Exercise directions >>
Please rewrite the entries in the stretch from the line containing "Localize each UI" through the line containing "121 185 137</box>" as a two-column CSV headed instruction and output, with one row per entry. Put its text and its answer each in a single quoted field, turn line breaks into spaces, and leave the pictures out.

Given data >>

— BEGIN —

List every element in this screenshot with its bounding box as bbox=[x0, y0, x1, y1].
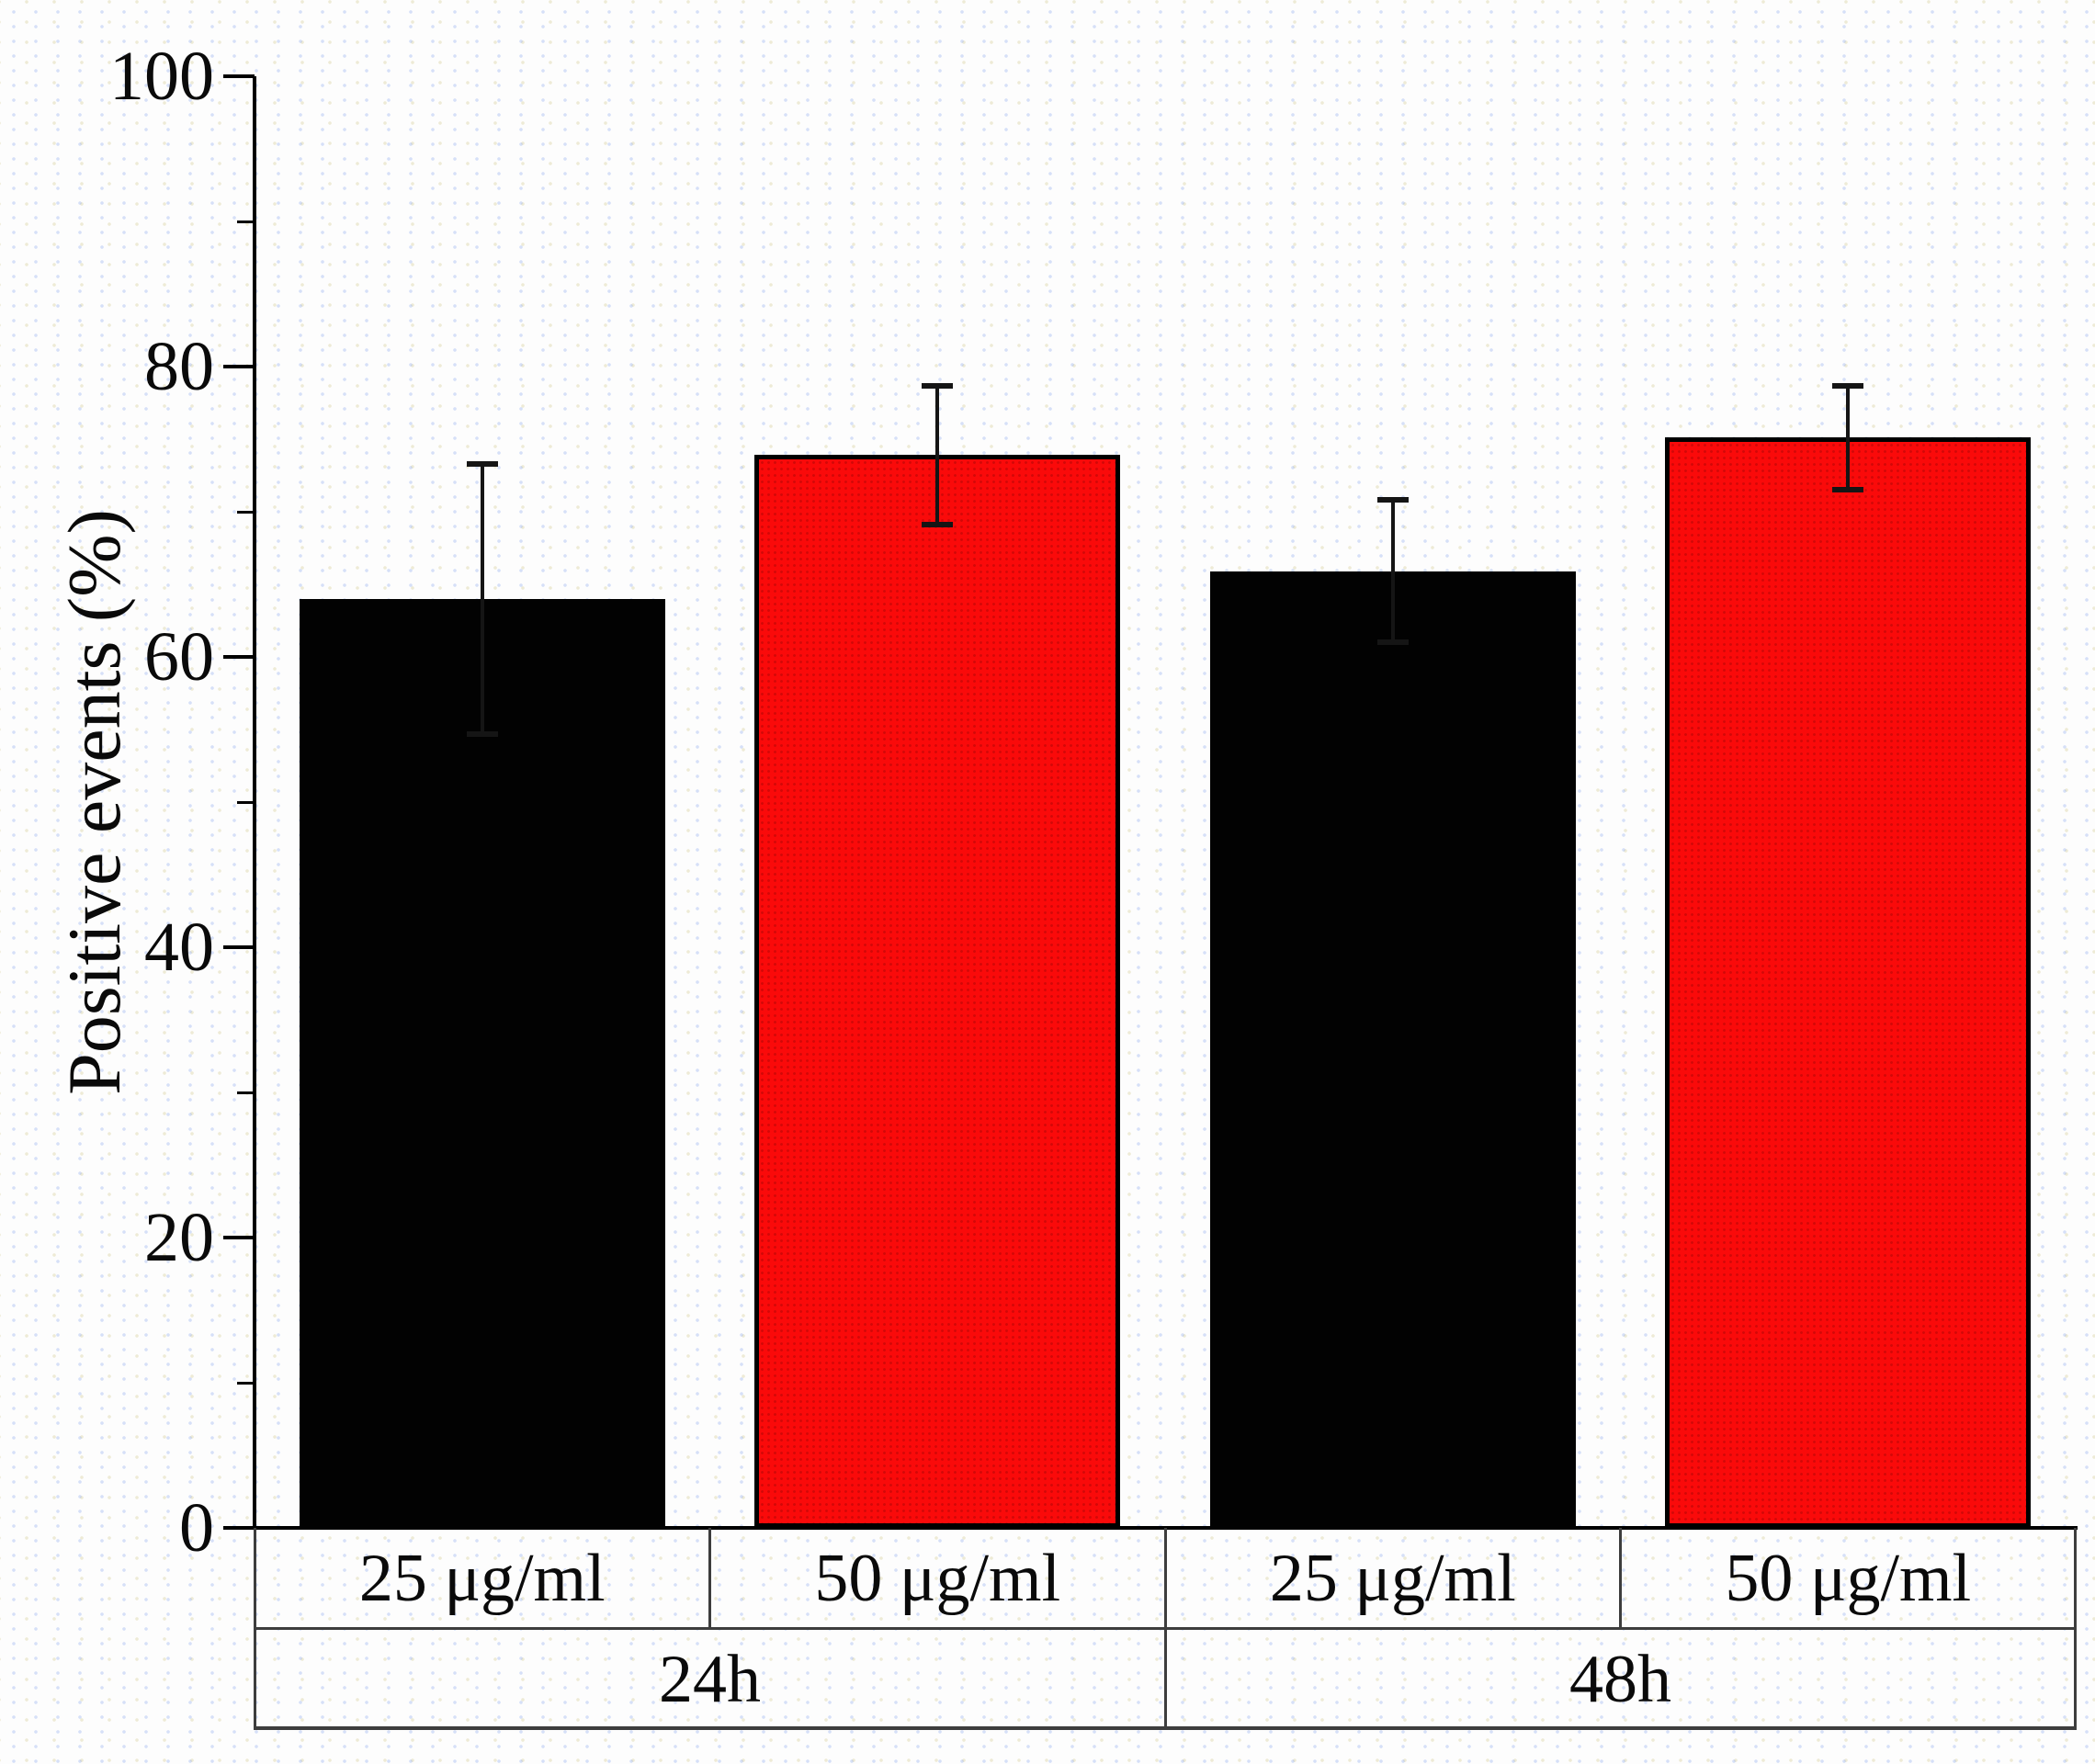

— END —
— BEGIN —

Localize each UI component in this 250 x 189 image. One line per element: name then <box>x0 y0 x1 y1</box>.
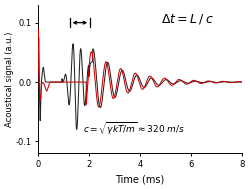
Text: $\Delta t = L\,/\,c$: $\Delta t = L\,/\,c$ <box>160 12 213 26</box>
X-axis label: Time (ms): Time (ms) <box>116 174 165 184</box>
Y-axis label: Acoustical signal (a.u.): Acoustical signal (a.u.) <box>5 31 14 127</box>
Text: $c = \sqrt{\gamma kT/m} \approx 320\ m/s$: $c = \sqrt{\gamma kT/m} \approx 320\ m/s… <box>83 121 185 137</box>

— END —

Result of this task >>
instruction,output
"Localize each UI component in this 250 x 189 image. One line per element: name then <box>x0 y0 x1 y1</box>.","Text: $\Delta t = L\,/\,c$: $\Delta t = L\,/\,c$ <box>160 12 213 26</box> X-axis label: Time (ms): Time (ms) <box>116 174 165 184</box> Y-axis label: Acoustical signal (a.u.): Acoustical signal (a.u.) <box>5 31 14 127</box> Text: $c = \sqrt{\gamma kT/m} \approx 320\ m/s$: $c = \sqrt{\gamma kT/m} \approx 320\ m/s… <box>83 121 185 137</box>"